__Stated problem__: Decide whether each of these statements agrees with the text on IP packets over cellular access, answering yes or no and quoting the deciding words: (a) gateways in the fixed network can handle interworking between the two classes of terminals/applications; (b) the draft discusses interworking solutions; (c) without retransmission over the radio link, the BER may be in the order of 10e-3.

__Text__:

+---+

In this document, we summarize some of the requirements on the layers
that must be met in order to achieve good speech quality and spectrum
efficiency when transferring IP packets transparently over the
cellular access. It should be noted that due to the spectrum cost of
the transparent solution, alternative solutions such as interworking
also deserve to be considered. Such solutions, however, are not
discussed in this draft.
It should also be pointed out that some of the problems with realtime
packets over cellular access might only be solvable with "wireless
aware" terminals, meaning that not only the link layers, but also the
IP stack must be "wireless aware". However, all terminals and
applications will not be "wireless aware". Interworking between the
two classes of terminals/applications can be solved by gateways in
the fixed network.
2. Cellular access performance and system cost
The cellular radio access puts tough requirements on end-to-end
packet transmission. Packet transmission over the cellular access is
typically constrained by two factors:
- The high cost of cellular access links. Cellular bandwidth with
high quality imposes high system cost.
- The lossy link behavior. The radio network generates a high BER.
If retransmission over the radio link is not used, the BER may
be in the order of 10e-3.

+---+

__Given data__:
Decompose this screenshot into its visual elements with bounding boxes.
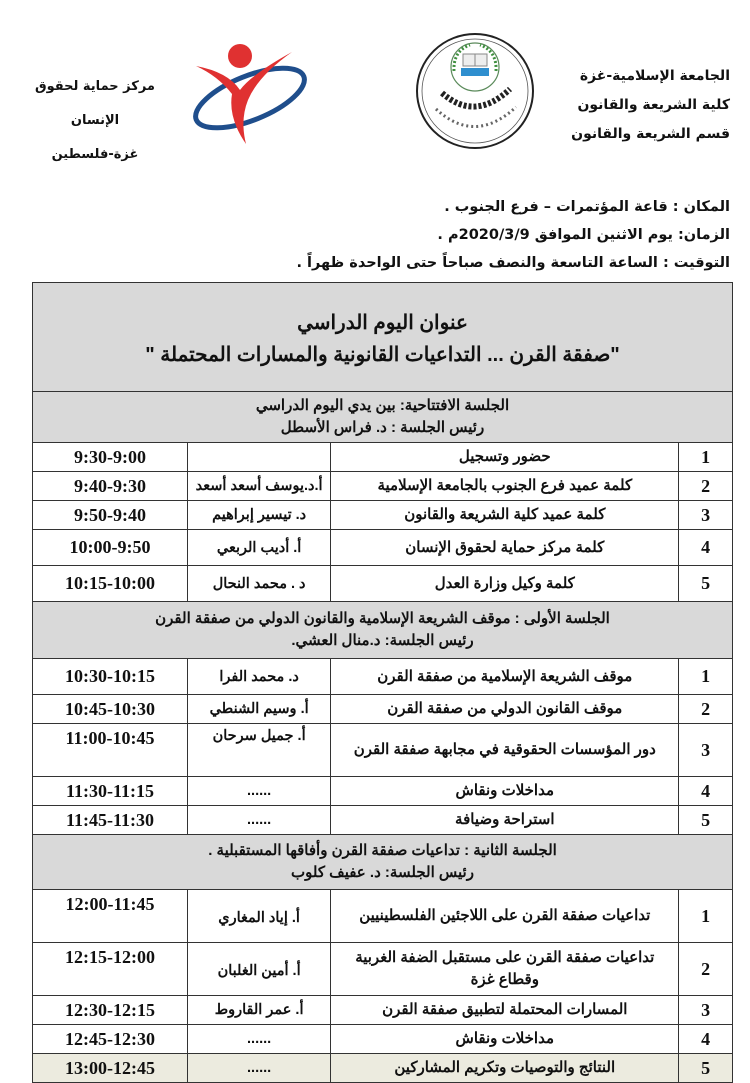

+---+

__Task result__:
(a) Yes: "Interworking between the two classes of terminals/applications can be solved by gateways in the fixed network."
(b) No: "Such solutions, however, are not discussed in this draft."
(c) Yes: "If retransmission over the radio link is not used, the BER may be in the order of 10e-3."